**What needs to be done**
Word for word, retype every entry in the listing.

[A run of records]
+ + + +
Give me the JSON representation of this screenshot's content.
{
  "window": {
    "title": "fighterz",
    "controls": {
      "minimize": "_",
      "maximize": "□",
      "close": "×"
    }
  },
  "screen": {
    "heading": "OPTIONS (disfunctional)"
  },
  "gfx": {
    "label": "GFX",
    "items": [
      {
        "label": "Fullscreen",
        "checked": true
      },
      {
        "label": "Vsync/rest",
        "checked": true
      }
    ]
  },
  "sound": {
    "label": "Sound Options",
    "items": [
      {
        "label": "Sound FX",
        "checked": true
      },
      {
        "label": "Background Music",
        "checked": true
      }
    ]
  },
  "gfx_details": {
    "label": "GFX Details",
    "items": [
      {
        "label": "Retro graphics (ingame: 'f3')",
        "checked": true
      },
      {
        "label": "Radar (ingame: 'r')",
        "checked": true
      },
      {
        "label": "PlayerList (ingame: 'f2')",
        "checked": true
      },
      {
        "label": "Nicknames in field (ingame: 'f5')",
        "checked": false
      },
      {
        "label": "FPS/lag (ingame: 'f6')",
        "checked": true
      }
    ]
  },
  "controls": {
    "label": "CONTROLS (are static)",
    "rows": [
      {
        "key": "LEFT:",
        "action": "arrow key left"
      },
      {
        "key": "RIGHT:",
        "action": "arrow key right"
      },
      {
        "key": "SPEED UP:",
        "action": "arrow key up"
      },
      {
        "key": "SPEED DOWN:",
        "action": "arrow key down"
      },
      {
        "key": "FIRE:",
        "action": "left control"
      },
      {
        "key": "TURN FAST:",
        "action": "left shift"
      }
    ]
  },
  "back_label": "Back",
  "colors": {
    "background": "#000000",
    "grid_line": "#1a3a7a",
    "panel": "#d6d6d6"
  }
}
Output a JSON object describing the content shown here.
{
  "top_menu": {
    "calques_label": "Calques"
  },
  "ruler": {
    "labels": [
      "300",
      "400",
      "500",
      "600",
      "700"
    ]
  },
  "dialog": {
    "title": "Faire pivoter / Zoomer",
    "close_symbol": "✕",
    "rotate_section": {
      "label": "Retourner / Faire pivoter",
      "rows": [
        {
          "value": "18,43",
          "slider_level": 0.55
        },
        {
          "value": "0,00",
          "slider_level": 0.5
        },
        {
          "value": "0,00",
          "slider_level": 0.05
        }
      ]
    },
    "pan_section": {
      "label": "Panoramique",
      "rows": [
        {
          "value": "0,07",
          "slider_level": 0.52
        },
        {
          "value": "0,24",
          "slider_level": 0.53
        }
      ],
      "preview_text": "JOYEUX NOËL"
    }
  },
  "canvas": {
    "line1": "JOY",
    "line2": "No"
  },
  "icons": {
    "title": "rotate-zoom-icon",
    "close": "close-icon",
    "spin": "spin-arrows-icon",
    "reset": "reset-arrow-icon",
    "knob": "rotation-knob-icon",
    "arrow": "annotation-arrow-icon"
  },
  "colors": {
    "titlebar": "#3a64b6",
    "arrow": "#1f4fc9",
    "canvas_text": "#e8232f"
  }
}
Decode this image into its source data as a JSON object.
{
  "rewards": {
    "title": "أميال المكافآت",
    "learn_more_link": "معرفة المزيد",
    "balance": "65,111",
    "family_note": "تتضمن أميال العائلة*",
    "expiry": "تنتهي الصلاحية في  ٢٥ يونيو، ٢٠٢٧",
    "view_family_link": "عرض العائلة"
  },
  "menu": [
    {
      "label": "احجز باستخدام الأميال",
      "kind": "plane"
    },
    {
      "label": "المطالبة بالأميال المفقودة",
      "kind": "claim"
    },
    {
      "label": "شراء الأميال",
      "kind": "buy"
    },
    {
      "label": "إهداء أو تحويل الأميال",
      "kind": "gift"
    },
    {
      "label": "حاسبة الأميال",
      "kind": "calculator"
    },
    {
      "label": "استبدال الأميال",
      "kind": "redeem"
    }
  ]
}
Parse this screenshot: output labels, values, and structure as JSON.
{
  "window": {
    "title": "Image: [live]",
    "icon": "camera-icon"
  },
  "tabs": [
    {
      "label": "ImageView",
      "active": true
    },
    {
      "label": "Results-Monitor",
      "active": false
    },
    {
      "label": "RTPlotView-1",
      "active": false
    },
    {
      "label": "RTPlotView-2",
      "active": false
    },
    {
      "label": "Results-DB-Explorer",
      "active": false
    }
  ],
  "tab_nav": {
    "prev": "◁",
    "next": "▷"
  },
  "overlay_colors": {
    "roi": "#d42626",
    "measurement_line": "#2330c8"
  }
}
+ + + +
**Reply**
Give me the JSON representation of this screenshot's content.
{
  "window": {
    "title": "fighterz",
    "controls": {
      "minimize": "_",
      "maximize": "□",
      "close": "×"
    }
  },
  "screen": {
    "heading": "OPTIONS (disfunctional)"
  },
  "gfx": {
    "label": "GFX",
    "items": [
      {
        "label": "Fullscreen",
        "checked": true
      },
      {
        "label": "Vsync/rest",
        "checked": true
      }
    ]
  },
  "sound": {
    "label": "Sound Options",
    "items": [
      {
        "label": "Sound FX",
        "checked": true
      },
      {
        "label": "Background Music",
        "checked": true
      }
    ]
  },
  "gfx_details": {
    "label": "GFX Details",
    "items": [
      {
        "label": "Retro graphics (ingame: 'f3')",
        "checked": true
      },
      {
        "label": "Radar (ingame: 'r')",
        "checked": true
      },
      {
        "label": "PlayerList (ingame: 'f2')",
        "checked": true
      },
      {
        "label": "Nicknames in field (ingame: 'f5')",
        "checked": false
      },
      {
        "label": "FPS/lag (ingame: 'f6')",
        "checked": true
      }
    ]
  },
  "controls": {
    "label": "CONTROLS (are static)",
    "rows": [
      {
        "key": "LEFT:",
        "action": "arrow key left"
      },
      {
        "key": "RIGHT:",
        "action": "arrow key right"
      },
      {
        "key": "SPEED UP:",
        "action": "arrow key up"
      },
      {
        "key": "SPEED DOWN:",
        "action": "arrow key down"
      },
      {
        "key": "FIRE:",
        "action": "left control"
      },
      {
        "key": "TURN FAST:",
        "action": "left shift"
      }
    ]
  },
  "back_label": "Back",
  "colors": {
    "background": "#000000",
    "grid_line": "#1a3a7a",
    "panel": "#d6d6d6"
  }
}
Output a JSON object describing the content shown here.
{
  "top_menu": {
    "calques_label": "Calques"
  },
  "ruler": {
    "labels": [
      "300",
      "400",
      "500",
      "600",
      "700"
    ]
  },
  "dialog": {
    "title": "Faire pivoter / Zoomer",
    "close_symbol": "✕",
    "rotate_section": {
      "label": "Retourner / Faire pivoter",
      "rows": [
        {
          "value": "18,43",
          "slider_level": 0.55
        },
        {
          "value": "0,00",
          "slider_level": 0.5
        },
        {
          "value": "0,00",
          "slider_level": 0.05
        }
      ]
    },
    "pan_section": {
      "label": "Panoramique",
      "rows": [
        {
          "value": "0,07",
          "slider_level": 0.52
        },
        {
          "value": "0,24",
          "slider_level": 0.53
        }
      ],
      "preview_text": "JOYEUX NOËL"
    }
  },
  "canvas": {
    "line1": "JOY",
    "line2": "No"
  },
  "icons": {
    "title": "rotate-zoom-icon",
    "close": "close-icon",
    "spin": "spin-arrows-icon",
    "reset": "reset-arrow-icon",
    "knob": "rotation-knob-icon",
    "arrow": "annotation-arrow-icon"
  },
  "colors": {
    "titlebar": "#3a64b6",
    "arrow": "#1f4fc9",
    "canvas_text": "#e8232f"
  }
}
Decode this image into its source data as a JSON object.
{
  "rewards": {
    "title": "أميال المكافآت",
    "learn_more_link": "معرفة المزيد",
    "balance": "65,111",
    "family_note": "تتضمن أميال العائلة*",
    "expiry": "تنتهي الصلاحية في  ٢٥ يونيو، ٢٠٢٧",
    "view_family_link": "عرض العائلة"
  },
  "menu": [
    {
      "label": "احجز باستخدام الأميال",
      "kind": "plane"
    },
    {
      "label": "المطالبة بالأميال المفقودة",
      "kind": "claim"
    },
    {
      "label": "شراء الأميال",
      "kind": "buy"
    },
    {
      "label": "إهداء أو تحويل الأميال",
      "kind": "gift"
    },
    {
      "label": "حاسبة الأميال",
      "kind": "calculator"
    },
    {
      "label": "استبدال الأميال",
      "kind": "redeem"
    }
  ]
}
Parse this screenshot: output labels, values, and structure as JSON.
{
  "window": {
    "title": "Image: [live]",
    "icon": "camera-icon"
  },
  "tabs": [
    {
      "label": "ImageView",
      "active": true
    },
    {
      "label": "Results-Monitor",
      "active": false
    },
    {
      "label": "RTPlotView-1",
      "active": false
    },
    {
      "label": "RTPlotView-2",
      "active": false
    },
    {
      "label": "Results-DB-Explorer",
      "active": false
    }
  ],
  "tab_nav": {
    "prev": "◁",
    "next": "▷"
  },
  "overlay_colors": {
    "roi": "#d42626",
    "measurement_line": "#2330c8"
  }
}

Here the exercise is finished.